WHAT NEEDS TO BE DONE — Which individual people are named by full name in the commentary below on Obama's Arab Spring speech?

-- START OF SOURCE EXTRACT --

Obama’s NewSpeak on the ‘Arab Spring’ – Obama friend of democracy and friendlier still with dictators, tyrants and kings
THE ROVING EYE
What Obama could not possibly say
By Pepe Escobar
Facts on the ground will decide whether the United States really “values the dignity of the street vendor in Tunisia more than the raw power of the dictator”.
So let’s start with a fact. For US President Barack Obama, Saudi Arabia is not in the Middle East. Maybe the House of Saud has relocated the deserts and the oil to Oceania without telling anyone. In his major speech on Thursday from where the opening quote comes, and where, according to the Reuters gospel, he would “lay out a new US strategy toward a skeptical Arab world”, the skeptical Arabs, and the whole world for that matter, never heard these fateful two words, “Saudi” and “Arabia”. Even India, Indonesia and Brazil were mentioned.
That goes a long way to explain how the US, once again according to the Reuters gospel, plans to “shape the outcome of popular uprisings”; by not even naming the Middle Eastern power behind the ongoing counter-revolution against the great 2011 Arab revolt.
Obama tried to shape what Clintonites define as “ambitious realism”. It was more like ambitious fiction. By insisting on America’s set of “principles” and not so subtly trying once again to monopolize the moral high ground – issuing dispensations on regime change from Muammar Gaddafi (already gone) to Syria’s Bashar al-Assad (reform or go), Obama tried to rewrite history by inscribing Washington at the heart of the Arab-wide push for democracy. It may fool Americans. It didn’t fool the Arab street.

-- END OF SOURCE EXTRACT --
-- START OF EXTRACTED DATA --

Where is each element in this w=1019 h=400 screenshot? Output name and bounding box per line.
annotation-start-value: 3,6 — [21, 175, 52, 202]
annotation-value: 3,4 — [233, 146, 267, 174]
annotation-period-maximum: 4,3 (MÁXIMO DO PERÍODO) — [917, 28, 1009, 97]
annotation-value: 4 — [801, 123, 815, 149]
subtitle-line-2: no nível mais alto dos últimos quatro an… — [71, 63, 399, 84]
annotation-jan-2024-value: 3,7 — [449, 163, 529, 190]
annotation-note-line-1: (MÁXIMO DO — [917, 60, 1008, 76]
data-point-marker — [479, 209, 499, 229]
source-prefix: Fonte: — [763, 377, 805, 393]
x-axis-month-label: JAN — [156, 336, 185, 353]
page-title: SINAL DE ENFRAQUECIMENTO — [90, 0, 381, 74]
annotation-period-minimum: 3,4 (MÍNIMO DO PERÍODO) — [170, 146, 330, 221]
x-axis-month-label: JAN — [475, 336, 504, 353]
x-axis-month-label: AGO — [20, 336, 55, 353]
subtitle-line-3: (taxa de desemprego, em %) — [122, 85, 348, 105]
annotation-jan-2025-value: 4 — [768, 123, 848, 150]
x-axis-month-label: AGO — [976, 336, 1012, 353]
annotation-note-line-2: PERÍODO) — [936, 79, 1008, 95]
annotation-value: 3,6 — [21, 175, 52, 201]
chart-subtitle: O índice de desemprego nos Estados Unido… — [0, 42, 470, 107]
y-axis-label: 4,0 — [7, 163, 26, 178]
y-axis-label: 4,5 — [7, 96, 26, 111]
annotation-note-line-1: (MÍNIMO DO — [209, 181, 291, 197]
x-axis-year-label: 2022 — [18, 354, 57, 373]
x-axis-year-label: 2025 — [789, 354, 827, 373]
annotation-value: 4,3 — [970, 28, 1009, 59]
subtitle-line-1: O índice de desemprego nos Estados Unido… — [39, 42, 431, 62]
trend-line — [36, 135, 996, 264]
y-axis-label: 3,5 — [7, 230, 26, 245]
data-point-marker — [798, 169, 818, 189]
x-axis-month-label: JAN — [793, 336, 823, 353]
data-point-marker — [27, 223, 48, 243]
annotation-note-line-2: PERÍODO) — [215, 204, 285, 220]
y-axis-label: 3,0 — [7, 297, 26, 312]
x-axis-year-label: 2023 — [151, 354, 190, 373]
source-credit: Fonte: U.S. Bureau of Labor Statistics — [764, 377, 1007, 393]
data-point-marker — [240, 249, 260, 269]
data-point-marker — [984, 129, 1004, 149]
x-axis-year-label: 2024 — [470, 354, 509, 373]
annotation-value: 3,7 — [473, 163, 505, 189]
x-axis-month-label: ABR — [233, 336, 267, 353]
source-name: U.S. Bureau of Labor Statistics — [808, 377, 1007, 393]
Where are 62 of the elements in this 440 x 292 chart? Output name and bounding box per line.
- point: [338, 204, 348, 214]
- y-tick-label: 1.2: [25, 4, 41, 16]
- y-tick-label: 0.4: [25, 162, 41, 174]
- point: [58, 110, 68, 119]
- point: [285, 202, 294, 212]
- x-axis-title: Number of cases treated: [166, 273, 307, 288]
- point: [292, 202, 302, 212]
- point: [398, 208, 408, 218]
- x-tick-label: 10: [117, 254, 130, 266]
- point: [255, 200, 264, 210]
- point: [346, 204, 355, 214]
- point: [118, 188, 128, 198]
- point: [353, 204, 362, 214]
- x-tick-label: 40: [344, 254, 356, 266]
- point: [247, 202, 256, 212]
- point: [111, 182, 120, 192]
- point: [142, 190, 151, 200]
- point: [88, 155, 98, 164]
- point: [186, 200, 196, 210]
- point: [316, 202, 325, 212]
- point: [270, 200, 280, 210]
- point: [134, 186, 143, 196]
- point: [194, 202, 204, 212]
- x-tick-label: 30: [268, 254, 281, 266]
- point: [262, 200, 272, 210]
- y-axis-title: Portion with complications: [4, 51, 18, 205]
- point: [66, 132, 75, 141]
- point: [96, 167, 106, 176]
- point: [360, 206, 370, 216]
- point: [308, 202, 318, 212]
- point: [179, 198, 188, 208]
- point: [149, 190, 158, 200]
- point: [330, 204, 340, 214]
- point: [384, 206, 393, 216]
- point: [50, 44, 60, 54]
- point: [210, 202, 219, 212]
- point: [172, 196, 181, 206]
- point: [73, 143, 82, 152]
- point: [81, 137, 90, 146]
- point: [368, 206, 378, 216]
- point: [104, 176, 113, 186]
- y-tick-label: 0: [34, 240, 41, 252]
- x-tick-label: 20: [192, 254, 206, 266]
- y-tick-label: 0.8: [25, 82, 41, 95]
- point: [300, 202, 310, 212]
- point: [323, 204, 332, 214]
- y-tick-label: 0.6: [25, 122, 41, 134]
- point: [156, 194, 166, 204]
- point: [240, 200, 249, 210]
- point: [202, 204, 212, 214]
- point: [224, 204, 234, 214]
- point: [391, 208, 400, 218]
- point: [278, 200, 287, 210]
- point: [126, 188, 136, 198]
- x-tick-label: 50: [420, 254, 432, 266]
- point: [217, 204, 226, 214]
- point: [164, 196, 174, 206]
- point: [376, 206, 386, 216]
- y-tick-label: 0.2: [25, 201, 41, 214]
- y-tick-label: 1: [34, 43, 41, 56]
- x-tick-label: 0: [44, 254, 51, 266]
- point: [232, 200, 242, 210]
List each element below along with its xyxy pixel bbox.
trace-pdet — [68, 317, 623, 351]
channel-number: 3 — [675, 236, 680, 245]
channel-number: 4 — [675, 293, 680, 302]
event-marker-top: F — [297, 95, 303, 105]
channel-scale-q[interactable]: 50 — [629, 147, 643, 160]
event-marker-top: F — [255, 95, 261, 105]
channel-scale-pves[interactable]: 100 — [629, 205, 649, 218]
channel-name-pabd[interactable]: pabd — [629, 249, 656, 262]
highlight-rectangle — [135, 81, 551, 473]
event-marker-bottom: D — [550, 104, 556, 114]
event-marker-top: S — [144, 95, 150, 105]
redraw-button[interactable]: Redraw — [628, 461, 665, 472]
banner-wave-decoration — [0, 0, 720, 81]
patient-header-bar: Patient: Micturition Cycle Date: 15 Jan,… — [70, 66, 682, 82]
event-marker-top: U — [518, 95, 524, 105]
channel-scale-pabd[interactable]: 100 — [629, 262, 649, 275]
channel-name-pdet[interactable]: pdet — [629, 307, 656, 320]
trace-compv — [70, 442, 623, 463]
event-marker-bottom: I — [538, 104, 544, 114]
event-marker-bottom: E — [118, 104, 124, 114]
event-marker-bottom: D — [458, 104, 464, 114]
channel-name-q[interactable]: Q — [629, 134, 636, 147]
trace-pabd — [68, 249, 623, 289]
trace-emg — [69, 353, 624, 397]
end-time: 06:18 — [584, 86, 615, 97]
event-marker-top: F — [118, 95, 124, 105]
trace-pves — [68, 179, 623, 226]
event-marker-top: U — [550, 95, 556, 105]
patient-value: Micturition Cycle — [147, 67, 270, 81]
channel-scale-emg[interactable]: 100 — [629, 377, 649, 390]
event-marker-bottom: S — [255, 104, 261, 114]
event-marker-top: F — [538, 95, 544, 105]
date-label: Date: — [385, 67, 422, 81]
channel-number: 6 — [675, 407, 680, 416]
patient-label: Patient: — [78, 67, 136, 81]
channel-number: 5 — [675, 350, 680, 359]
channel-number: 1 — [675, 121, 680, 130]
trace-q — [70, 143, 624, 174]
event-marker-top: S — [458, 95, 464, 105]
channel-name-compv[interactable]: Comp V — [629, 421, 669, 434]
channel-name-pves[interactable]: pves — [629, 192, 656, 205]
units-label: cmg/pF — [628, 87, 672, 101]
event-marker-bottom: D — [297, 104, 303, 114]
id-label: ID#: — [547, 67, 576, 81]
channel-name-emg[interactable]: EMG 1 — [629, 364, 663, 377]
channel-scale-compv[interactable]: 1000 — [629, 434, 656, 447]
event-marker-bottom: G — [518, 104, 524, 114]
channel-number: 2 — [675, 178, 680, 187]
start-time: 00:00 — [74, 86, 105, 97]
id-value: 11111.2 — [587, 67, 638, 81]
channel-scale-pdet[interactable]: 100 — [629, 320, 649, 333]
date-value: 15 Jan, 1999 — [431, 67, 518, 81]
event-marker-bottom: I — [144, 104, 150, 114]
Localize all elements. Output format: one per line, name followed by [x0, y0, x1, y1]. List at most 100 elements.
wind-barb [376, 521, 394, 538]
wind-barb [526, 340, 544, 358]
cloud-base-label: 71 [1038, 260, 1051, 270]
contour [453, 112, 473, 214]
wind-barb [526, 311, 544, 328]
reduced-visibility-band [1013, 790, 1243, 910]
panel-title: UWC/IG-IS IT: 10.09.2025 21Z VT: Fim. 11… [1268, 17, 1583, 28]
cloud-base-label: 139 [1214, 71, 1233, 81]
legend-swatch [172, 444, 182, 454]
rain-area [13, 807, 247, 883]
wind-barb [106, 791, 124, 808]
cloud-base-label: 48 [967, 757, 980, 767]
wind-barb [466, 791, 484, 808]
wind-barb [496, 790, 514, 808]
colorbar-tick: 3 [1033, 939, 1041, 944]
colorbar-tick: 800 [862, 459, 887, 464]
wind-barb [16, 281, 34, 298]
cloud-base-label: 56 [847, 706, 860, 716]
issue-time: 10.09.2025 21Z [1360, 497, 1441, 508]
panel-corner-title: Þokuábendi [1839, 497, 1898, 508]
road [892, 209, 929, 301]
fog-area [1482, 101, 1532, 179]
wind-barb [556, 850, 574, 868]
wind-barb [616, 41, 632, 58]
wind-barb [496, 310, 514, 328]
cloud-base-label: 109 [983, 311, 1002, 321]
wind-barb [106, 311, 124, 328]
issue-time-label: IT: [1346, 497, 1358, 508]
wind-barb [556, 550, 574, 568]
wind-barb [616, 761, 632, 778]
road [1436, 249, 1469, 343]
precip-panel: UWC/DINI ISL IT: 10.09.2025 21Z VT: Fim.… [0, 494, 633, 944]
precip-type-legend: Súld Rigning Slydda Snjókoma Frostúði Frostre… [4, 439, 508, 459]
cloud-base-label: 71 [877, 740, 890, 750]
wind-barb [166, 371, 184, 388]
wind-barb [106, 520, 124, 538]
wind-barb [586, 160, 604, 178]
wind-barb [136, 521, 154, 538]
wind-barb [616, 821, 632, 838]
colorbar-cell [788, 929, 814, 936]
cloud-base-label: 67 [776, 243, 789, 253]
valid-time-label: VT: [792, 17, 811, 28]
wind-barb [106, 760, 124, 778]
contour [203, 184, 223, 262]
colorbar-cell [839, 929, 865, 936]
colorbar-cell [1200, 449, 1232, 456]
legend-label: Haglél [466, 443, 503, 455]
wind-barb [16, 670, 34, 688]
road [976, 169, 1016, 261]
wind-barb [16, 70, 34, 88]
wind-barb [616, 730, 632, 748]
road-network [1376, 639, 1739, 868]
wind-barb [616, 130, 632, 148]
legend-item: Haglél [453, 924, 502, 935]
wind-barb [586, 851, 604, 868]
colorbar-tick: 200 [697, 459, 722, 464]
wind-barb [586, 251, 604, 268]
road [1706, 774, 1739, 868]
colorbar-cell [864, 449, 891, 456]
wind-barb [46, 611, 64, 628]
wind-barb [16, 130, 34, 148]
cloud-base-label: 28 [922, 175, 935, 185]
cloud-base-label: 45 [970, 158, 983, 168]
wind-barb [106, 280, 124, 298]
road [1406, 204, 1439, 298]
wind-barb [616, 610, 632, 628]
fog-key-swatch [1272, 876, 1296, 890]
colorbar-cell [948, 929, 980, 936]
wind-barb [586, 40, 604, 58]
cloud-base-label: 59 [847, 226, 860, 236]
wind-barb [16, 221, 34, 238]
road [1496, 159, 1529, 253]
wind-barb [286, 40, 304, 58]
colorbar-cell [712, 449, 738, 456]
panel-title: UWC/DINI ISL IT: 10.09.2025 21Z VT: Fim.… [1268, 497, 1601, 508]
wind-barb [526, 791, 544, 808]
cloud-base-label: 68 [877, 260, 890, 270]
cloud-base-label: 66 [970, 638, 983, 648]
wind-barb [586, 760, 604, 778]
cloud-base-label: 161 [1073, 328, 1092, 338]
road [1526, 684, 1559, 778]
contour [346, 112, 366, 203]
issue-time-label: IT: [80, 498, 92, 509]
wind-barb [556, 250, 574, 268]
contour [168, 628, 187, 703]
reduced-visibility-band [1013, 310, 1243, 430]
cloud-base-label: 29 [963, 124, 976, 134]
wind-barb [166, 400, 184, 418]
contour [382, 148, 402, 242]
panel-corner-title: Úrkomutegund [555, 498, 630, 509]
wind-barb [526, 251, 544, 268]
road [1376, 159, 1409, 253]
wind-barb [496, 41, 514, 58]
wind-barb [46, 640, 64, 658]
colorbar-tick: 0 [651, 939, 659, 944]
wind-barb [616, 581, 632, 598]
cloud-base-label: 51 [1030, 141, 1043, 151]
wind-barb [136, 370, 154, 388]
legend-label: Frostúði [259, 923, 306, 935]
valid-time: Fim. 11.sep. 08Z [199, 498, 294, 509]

-- END OF EXTRACTED DATA --

RESPONSE — Barack Obama, Pepe Escobar, Muammar Gaddafi, Bashar al-Assad